## SOURCE MATERIAL
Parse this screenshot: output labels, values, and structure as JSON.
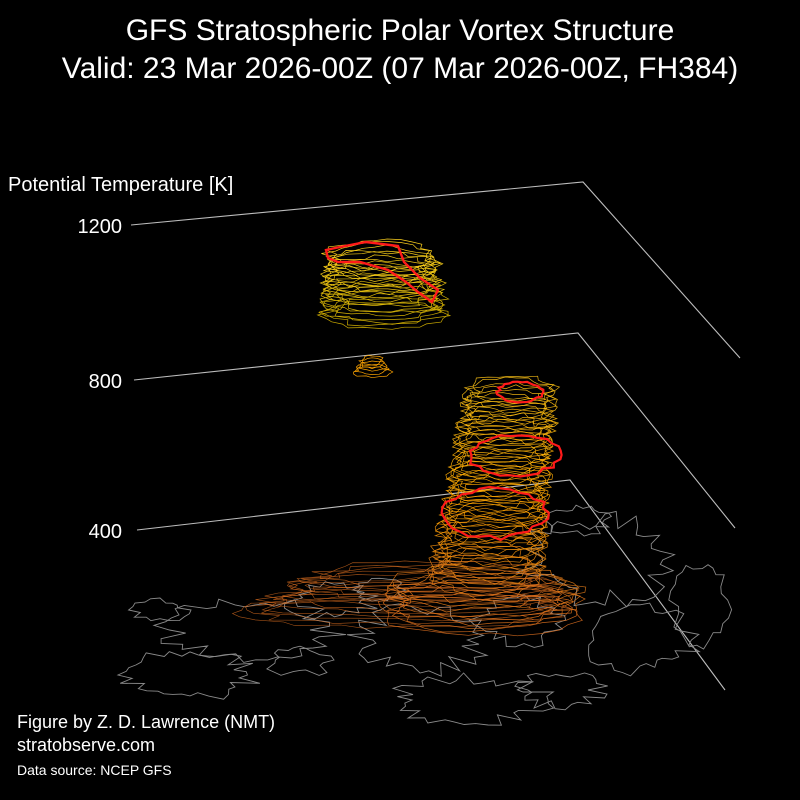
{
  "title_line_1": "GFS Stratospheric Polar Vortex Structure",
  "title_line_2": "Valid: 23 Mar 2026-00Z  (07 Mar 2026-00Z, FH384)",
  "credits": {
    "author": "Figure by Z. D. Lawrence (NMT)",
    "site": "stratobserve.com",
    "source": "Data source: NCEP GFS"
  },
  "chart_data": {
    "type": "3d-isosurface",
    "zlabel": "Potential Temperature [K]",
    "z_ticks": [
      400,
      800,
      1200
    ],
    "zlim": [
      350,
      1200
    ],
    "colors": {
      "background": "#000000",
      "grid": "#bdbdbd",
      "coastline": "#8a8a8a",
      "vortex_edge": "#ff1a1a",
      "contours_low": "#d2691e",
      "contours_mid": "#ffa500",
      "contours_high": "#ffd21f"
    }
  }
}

## WHAT THE TASK ASKS
Would you mind returning each entry above word for word, skipping the images?

## TASK RESPONSE
Parse this screenshot: output labels, values, and structure as JSON.
{
  "title_line_1": "GFS Stratospheric Polar Vortex Structure",
  "title_line_2": "Valid: 23 Mar 2026-00Z  (07 Mar 2026-00Z, FH384)",
  "credits": {
    "author": "Figure by Z. D. Lawrence (NMT)",
    "site": "stratobserve.com",
    "source": "Data source: NCEP GFS"
  },
  "chart_data": {
    "type": "3d-isosurface",
    "zlabel": "Potential Temperature [K]",
    "z_ticks": [
      400,
      800,
      1200
    ],
    "zlim": [
      350,
      1200
    ],
    "colors": {
      "background": "#000000",
      "grid": "#bdbdbd",
      "coastline": "#8a8a8a",
      "vortex_edge": "#ff1a1a",
      "contours_low": "#d2691e",
      "contours_mid": "#ffa500",
      "contours_high": "#ffd21f"
    }
  }
}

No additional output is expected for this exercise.